From the listing below, extract every line containing "septembre".

○ ○ ○

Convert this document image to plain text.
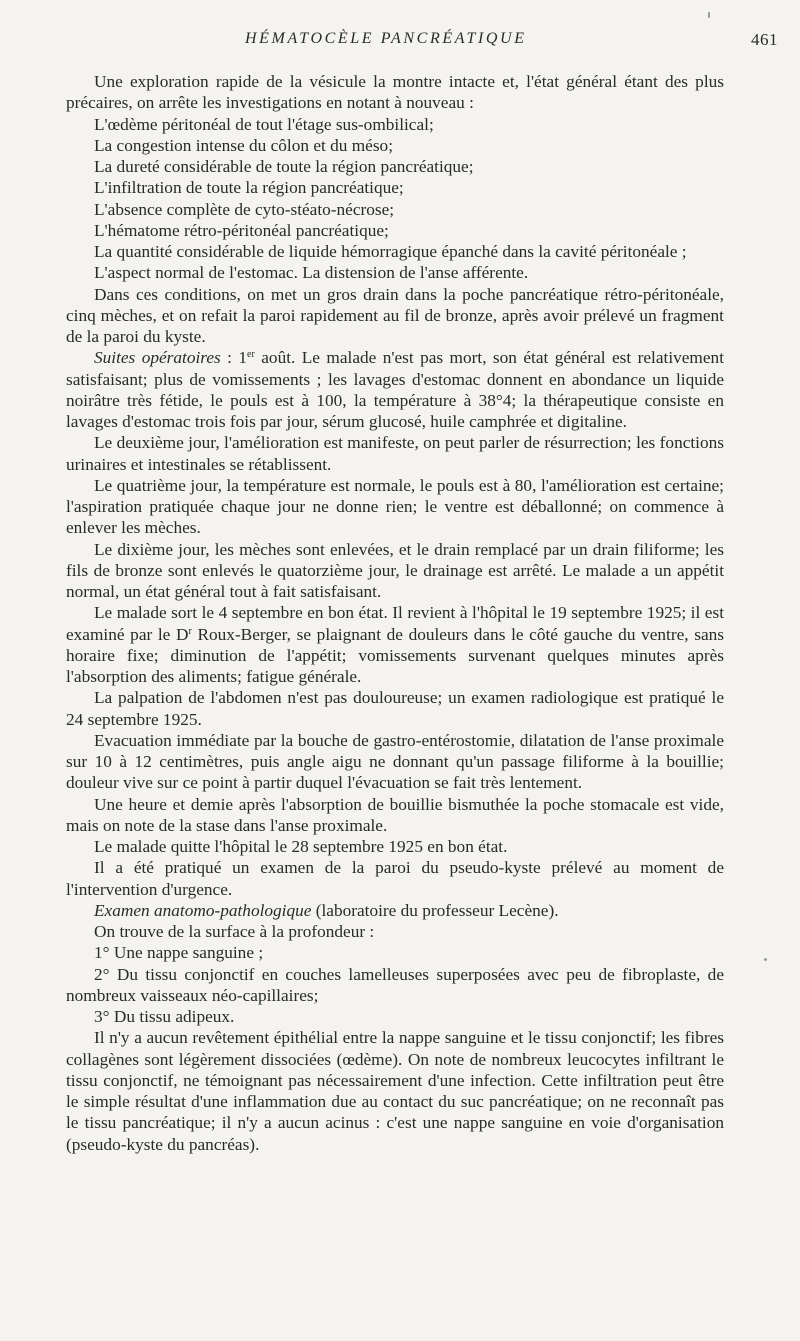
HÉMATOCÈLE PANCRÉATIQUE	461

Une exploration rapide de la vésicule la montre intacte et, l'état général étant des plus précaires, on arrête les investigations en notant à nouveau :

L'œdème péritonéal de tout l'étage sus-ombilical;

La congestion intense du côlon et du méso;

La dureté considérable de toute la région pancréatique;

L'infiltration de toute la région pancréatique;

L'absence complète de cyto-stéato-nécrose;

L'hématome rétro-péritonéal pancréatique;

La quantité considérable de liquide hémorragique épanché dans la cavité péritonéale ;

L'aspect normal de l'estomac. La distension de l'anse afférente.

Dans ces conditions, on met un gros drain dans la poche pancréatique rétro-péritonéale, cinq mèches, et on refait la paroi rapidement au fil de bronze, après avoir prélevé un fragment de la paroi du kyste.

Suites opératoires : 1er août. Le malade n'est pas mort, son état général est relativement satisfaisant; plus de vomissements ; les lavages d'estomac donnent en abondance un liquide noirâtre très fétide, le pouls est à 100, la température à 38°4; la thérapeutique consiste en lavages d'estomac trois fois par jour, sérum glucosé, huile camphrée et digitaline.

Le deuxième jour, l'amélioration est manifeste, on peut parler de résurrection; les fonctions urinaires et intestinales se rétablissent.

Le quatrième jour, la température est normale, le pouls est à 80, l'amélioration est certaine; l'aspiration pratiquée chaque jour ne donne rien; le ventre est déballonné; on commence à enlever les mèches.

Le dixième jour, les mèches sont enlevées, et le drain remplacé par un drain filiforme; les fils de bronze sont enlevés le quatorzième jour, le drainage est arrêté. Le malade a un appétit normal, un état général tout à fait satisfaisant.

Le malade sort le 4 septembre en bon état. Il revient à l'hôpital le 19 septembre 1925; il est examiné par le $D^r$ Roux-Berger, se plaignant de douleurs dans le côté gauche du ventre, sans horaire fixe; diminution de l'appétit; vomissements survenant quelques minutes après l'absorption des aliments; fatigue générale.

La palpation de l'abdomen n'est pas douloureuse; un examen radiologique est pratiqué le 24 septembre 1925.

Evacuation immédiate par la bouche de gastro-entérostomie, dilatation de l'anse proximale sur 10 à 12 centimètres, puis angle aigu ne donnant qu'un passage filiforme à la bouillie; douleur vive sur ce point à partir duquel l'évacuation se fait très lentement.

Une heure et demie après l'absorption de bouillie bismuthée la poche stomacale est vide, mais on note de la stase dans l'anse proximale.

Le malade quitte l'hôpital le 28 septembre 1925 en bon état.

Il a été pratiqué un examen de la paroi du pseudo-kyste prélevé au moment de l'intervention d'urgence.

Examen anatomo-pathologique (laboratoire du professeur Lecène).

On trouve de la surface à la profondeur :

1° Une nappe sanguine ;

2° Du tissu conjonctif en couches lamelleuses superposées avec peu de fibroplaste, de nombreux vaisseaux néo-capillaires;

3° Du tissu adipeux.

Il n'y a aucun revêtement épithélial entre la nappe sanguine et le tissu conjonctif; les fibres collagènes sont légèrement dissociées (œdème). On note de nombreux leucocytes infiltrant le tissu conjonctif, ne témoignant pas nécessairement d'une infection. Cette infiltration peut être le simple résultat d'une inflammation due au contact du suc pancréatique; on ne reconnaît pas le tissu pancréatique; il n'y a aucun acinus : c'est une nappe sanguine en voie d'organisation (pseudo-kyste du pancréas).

○ ○ ○

**EXERCISE SOLUTION**
Le malade sort le 4 septembre en bon état. Il revient à l'hôpital le 19 septembre 1925; il est examiné par le $D^r$ Roux-Berger, se plaignant de douleurs dans le côté gauche du ventre, sans horaire fixe; diminution de l'appétit; vomissements survenant quelques minutes après l'absorption des aliments; fatigue générale.
La palpation de l'abdomen n'est pas douloureuse; un examen radiologique est pratiqué le 24 septembre 1925.
Le malade quitte l'hôpital le 28 septembre 1925 en bon état.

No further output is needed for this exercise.